Flink1.18 Sink - 到Kafka自定义序列化类 新版本写法sinkTo的使用

package com.xiaohu.sink;

import org.apache.flink.api.common.serialization.SimpleStringSchema;
import org.apache.flink.connector.base.DeliveryGuarantee;
import org.apache.flink.connector.kafka.sink.KafkaRecordSerializationSchema;
import org.apache.flink.connector.kafka.sink.KafkaSink;
import org.apache.flink.streaming.api.CheckpointingMode;
import org.apache.flink.streaming.api.datastream.SingleOutputStreamOperator;
import org.apache.flink.streaming.api.environment.StreamExecutionEnvironment;
import org.apache.kafka.clients.producer.ProducerConfig;
import org.apache.kafka.clients.producer.ProducerRecord;

import javax.annotation.Nullable;
import java.nio.charset.StandardCharsets;

/*
    自定义kafka序列化器
 */
public class KafkaSinkWithKey {
    public static void main(String[] args) throws Exception {
        StreamExecutionEnvironment env = StreamExecutionEnvironment.getExecutionEnvironment();
        env.setParallelism(1);
        env.enableCheckpointing(2000, CheckpointingMode.EXACTLY_ONCE);
//        env.setStateBackend(new EmbeddedRocksDBStateBackend()); //设置状态后端

        SingleOutputStreamOperator<String> ds1 = env.socketTextStream("master", 7777);

        ds1.print("收到数据:");
        /*
            精确一次的额外设置:
                1、开启checkpoint
                2、设置事务前缀
                3、设置事务超时时间 checkpoint时间间隔 < 事务超时时间 < 15min
         */
        KafkaSink<String> kafkaSink = KafkaSink.<String>builder()
                .setBootstrapServers("master:9092,node1:9092,node2:9092") //设置kafka节点,生产环境多指定几个
                //.setDeliveryGuarantee(DeliveryGuarantee.AT_LEAST_ONCE)
                //精准一次 = 至少一次 + 幂等性
                .setDeliveryGuarantee(DeliveryGuarantee.EXACTLY_ONCE) //一致性级别,设置至少一次还是精准一次
                //如果是精准一次,必须设置事务超时时间:大于enableCheckpointing的时间间隔,小于 15分钟
                .setProperty(ProducerConfig.TRANSACTION_TIMEOUT_CONFIG,"600000")

::::::::::

◆ 要做什么: 用两句话概括上面这段 Flink 写入 Kafka 的代码。 后面的材料在这里用不上。

◆ 材料摘录:

::::::::::

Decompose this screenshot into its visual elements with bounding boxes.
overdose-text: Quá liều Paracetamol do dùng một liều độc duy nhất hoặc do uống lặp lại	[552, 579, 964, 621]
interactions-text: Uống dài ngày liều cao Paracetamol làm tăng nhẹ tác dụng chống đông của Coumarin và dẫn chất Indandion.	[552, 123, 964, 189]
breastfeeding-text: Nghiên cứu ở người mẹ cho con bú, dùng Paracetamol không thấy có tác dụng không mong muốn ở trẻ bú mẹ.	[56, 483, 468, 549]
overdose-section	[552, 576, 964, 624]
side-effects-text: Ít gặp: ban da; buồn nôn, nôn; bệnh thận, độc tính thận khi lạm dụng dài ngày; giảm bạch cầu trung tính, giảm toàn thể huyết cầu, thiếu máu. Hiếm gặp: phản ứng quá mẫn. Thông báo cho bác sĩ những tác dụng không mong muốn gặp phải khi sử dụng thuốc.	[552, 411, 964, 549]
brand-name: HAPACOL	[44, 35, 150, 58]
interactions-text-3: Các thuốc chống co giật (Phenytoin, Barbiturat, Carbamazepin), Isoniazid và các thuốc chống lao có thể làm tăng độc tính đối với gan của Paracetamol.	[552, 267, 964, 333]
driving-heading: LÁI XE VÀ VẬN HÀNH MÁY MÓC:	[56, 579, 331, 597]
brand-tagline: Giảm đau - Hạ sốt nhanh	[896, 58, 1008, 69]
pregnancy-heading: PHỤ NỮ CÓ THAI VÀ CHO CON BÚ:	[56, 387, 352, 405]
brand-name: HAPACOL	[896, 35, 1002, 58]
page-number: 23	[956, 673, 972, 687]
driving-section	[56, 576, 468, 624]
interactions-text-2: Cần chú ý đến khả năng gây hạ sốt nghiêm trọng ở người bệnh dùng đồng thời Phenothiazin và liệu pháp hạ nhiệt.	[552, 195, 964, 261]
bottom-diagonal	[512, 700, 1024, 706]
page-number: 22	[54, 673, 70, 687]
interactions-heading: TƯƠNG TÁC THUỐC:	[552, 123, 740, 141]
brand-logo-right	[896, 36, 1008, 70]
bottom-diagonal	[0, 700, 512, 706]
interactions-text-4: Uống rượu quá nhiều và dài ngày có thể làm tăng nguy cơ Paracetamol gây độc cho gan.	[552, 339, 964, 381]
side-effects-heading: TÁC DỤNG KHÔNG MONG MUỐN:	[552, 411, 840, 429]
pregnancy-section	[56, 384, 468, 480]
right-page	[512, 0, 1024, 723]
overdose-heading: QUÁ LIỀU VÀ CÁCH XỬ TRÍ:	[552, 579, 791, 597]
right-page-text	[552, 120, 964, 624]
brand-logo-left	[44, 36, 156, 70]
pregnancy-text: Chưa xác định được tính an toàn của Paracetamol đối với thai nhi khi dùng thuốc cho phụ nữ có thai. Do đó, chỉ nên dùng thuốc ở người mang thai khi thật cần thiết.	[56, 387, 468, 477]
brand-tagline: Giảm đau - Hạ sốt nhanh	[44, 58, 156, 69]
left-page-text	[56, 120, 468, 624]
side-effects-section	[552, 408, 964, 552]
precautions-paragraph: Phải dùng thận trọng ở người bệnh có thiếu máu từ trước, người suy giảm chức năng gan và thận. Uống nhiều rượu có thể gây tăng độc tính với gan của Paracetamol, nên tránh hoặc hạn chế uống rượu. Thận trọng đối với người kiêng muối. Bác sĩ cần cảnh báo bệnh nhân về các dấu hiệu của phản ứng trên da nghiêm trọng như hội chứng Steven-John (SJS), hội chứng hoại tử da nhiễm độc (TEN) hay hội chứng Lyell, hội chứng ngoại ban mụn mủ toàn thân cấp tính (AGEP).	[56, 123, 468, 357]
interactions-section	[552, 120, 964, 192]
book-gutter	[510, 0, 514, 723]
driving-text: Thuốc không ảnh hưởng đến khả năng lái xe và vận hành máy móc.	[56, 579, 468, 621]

::::::::::

◆ 输出结果: 这段代码创建 Flink 执行环境，把并行度设为 1，每 2000 毫秒做一次精准一次的检查点，并从 master 主机的 7777 端口读取文本流后打印出来。接着它用 KafkaSink 构建器指定三个 Kafka 节点，把一致性级别设为精准一次，并把事务超时时间设为 600000 毫秒，注释说明这个值要大于检查点间隔、小于 15 分钟。